> _TASK DIRECTIONS_: Pick every line from the data that holds the word "Simulate".

> _LISTED RECORDS_:
------------------------------------------------------------------------

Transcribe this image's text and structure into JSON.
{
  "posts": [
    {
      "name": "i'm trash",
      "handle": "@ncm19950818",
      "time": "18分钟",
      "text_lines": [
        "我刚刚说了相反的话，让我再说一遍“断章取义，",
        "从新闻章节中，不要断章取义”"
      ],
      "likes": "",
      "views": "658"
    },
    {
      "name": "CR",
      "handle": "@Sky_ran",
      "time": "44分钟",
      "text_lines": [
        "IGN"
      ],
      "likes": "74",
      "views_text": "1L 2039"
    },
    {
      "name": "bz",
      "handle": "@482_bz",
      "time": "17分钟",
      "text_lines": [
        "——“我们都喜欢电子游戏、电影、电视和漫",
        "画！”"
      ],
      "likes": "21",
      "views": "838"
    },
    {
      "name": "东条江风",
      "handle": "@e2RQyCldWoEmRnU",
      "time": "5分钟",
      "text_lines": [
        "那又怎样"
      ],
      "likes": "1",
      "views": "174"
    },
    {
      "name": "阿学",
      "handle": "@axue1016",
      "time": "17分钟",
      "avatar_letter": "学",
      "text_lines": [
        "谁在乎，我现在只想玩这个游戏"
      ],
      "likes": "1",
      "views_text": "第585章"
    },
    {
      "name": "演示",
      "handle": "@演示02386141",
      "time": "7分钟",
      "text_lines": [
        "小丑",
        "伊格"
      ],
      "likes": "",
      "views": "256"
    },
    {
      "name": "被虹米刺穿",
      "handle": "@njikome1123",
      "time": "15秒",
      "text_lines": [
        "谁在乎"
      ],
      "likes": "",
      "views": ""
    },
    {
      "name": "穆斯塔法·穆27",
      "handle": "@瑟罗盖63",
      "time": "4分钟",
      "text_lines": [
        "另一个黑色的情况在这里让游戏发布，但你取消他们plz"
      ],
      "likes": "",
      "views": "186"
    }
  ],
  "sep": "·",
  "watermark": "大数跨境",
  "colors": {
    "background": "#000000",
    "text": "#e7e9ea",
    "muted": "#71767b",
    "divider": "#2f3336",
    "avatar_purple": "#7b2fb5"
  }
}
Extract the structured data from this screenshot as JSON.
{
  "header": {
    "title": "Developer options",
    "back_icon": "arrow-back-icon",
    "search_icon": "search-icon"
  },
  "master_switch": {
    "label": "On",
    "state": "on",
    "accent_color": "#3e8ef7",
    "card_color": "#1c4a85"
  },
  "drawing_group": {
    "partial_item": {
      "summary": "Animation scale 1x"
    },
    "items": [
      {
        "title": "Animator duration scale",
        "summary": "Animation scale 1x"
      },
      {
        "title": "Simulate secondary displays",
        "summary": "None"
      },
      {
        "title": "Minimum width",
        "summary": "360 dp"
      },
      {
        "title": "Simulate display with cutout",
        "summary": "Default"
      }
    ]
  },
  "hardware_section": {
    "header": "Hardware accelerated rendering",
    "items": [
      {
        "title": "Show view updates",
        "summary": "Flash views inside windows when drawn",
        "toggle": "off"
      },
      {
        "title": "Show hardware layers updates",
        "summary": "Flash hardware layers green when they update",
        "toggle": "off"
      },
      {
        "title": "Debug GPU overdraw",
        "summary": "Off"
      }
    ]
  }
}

------------------------------------------------------------------------

> _REPLY TO THE TASK_:
        "title": "Simulate secondary displays",
        "title": "Simulate display with cutout",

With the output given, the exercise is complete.